Figure dataset records:
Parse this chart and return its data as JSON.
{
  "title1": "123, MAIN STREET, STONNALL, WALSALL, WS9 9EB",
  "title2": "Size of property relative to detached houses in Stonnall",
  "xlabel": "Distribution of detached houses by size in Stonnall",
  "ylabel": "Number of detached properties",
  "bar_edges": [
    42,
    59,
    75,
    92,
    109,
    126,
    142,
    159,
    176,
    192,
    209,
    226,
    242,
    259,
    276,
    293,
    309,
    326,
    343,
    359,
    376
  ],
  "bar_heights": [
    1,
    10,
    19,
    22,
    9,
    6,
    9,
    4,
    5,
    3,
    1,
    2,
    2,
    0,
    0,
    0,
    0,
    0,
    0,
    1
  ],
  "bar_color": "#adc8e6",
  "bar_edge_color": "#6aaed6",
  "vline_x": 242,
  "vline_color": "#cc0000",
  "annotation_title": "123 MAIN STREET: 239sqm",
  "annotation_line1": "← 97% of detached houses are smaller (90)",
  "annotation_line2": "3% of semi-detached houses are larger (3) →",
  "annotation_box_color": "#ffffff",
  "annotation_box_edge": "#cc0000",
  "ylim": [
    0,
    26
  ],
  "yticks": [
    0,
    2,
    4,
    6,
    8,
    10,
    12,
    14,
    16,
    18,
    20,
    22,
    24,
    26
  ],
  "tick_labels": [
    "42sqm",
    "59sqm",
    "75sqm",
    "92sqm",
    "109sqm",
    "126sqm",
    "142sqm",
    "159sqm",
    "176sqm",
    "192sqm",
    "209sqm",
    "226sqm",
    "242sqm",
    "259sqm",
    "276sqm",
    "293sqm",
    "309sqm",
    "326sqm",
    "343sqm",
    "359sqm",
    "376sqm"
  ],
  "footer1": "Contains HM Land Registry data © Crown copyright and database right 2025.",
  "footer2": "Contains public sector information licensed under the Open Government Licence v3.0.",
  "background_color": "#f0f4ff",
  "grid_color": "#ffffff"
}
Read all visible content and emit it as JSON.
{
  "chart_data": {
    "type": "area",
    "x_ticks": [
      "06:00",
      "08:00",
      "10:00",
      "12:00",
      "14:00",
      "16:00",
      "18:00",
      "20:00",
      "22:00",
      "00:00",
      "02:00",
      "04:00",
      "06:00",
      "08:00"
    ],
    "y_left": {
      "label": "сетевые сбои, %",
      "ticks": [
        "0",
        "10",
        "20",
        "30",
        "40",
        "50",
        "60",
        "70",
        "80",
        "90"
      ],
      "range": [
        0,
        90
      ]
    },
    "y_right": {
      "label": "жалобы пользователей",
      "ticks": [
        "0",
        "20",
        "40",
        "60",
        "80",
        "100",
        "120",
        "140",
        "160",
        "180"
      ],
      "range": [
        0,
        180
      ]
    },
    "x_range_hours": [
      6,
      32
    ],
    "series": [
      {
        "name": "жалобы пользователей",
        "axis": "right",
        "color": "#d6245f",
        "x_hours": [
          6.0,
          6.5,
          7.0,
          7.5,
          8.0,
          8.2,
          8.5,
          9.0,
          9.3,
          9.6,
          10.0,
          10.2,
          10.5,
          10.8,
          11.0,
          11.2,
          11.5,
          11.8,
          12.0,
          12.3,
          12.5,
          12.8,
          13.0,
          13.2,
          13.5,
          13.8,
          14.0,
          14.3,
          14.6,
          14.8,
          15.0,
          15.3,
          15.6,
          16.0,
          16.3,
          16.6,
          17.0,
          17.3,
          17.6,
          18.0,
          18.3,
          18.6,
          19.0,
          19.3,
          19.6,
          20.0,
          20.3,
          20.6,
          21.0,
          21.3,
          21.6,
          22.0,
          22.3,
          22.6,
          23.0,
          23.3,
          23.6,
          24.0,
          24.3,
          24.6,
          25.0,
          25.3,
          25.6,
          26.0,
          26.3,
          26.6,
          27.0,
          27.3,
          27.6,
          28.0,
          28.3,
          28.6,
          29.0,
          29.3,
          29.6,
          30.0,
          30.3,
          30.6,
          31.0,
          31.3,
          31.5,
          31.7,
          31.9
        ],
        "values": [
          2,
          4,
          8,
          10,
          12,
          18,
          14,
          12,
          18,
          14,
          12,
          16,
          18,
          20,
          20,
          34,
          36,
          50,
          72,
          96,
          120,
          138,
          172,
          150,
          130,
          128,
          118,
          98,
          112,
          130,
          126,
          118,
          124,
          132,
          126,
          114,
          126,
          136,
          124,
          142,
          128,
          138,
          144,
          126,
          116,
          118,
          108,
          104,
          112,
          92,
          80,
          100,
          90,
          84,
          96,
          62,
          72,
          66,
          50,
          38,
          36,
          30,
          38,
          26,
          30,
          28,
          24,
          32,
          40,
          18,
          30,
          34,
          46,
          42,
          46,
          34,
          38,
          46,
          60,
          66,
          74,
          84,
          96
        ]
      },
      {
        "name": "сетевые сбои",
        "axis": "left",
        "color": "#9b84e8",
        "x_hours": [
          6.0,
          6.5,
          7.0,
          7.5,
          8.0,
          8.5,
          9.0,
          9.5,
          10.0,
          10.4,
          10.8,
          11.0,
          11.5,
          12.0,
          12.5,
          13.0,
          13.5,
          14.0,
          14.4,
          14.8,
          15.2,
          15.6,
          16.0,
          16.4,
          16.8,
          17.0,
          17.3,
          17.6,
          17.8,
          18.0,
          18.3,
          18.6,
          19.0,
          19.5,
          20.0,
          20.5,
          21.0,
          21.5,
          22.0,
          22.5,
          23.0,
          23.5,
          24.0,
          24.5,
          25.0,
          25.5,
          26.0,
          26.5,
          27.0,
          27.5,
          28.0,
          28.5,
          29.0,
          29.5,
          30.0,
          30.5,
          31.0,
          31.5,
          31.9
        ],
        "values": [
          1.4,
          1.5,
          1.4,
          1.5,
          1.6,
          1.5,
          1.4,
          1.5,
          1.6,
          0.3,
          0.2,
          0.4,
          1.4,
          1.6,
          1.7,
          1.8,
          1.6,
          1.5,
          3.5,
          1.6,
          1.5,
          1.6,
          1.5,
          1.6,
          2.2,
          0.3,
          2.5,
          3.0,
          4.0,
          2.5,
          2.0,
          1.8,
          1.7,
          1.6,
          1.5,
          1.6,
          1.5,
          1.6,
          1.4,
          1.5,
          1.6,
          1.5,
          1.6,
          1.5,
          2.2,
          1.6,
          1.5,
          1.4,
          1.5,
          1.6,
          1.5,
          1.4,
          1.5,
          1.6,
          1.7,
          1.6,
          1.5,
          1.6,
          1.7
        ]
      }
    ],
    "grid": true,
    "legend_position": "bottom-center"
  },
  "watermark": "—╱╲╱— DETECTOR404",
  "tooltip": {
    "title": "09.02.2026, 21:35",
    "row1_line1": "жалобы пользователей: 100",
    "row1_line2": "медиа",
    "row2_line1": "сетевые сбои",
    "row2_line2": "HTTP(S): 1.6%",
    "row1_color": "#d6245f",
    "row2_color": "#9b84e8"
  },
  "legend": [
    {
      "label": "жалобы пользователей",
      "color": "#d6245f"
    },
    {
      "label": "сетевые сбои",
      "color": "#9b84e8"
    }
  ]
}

Required work: Working from the listing above, pick out every line that has "JSON" and copy it.

Exercise response:
Parse this chart and return its data as JSON.
Read all visible content and emit it as JSON.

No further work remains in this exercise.